## Task details
Look through the material below. Copy every line with the string "当好辽宁营商环境建设的" in it.

## The data
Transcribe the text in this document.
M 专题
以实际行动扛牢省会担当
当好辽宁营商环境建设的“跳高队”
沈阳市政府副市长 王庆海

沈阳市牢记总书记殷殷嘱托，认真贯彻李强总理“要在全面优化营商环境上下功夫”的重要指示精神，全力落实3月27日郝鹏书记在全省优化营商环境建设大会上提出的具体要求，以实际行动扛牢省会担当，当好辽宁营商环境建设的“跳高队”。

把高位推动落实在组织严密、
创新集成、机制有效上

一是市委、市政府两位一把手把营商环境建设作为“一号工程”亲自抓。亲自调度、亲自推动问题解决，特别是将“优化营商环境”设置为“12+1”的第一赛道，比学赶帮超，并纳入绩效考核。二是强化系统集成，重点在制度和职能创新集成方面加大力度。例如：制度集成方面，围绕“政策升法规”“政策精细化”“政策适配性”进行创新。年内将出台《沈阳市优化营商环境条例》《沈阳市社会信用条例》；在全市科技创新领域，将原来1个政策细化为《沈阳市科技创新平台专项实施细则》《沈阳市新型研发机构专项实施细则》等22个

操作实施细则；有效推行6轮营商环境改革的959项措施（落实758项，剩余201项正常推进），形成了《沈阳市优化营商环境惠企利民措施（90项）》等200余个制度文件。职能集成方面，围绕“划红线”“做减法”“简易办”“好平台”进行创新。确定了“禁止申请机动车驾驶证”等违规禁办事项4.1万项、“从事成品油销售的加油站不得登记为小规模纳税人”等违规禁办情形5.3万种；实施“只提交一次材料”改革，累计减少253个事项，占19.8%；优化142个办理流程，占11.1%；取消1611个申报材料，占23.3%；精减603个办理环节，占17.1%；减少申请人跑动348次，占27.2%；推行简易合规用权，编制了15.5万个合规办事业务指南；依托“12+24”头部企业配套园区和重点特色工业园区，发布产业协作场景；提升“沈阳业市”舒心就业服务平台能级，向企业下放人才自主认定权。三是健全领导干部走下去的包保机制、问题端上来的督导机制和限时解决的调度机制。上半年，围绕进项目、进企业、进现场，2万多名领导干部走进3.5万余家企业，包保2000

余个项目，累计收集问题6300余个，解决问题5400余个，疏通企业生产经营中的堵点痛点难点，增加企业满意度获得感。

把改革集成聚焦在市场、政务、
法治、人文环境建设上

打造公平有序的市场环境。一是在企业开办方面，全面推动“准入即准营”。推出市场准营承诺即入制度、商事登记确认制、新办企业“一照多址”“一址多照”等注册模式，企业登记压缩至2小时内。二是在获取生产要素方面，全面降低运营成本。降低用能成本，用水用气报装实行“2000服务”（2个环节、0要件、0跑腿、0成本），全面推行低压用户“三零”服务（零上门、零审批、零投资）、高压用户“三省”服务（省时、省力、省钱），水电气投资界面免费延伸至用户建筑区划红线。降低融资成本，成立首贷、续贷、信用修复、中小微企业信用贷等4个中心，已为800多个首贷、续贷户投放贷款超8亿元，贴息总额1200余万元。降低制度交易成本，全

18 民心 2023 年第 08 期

## Answer to this problem
当好辽宁营商环境建设的“跳高队”
沈阳市牢记总书记殷殷嘱托，认真贯彻李强总理“要在全面优化营商环境上下功夫”的重要指示精神，全力落实3月27日郝鹏书记在全省优化营商环境建设大会上提出的具体要求，以实际行动扛牢省会担当，当好辽宁营商环境建设的“跳高队”。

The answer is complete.